== Your goal ==
All lines in the data bearing the string "JSON" should be identified and copied.

(Excerpts from a figure dataset)
◇ ◇ ◇ ◇ ◇

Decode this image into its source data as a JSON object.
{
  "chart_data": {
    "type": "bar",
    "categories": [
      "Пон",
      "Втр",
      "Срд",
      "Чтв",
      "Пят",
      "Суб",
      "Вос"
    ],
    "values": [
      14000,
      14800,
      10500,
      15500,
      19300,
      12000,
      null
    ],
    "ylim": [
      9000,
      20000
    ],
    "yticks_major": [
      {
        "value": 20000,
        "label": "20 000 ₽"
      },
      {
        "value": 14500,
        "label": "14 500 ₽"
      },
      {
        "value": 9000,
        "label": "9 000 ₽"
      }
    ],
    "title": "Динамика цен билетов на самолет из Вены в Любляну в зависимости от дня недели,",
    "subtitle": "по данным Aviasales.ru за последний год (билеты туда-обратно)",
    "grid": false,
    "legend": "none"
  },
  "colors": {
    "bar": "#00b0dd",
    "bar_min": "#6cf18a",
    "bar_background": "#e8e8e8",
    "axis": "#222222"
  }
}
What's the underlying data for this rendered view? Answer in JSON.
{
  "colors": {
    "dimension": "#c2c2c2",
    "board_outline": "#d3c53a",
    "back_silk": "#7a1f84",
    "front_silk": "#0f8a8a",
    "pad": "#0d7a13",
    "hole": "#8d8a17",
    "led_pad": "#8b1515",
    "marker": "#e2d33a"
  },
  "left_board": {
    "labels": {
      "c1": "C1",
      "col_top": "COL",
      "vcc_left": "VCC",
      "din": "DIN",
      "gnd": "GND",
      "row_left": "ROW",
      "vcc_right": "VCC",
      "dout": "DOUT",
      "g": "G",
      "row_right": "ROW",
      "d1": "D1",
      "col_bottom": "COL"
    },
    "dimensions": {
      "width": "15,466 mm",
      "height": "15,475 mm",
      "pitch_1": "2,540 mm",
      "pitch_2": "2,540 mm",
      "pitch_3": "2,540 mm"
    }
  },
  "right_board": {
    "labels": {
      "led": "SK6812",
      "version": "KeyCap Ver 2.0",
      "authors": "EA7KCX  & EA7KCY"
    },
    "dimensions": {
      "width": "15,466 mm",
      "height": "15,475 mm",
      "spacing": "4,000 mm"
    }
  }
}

◇ ◇ ◇ ◇ ◇

== Task solution ==
Decode this image into its source data as a JSON object.
What's the underlying data for this rendered view? Answer in JSON.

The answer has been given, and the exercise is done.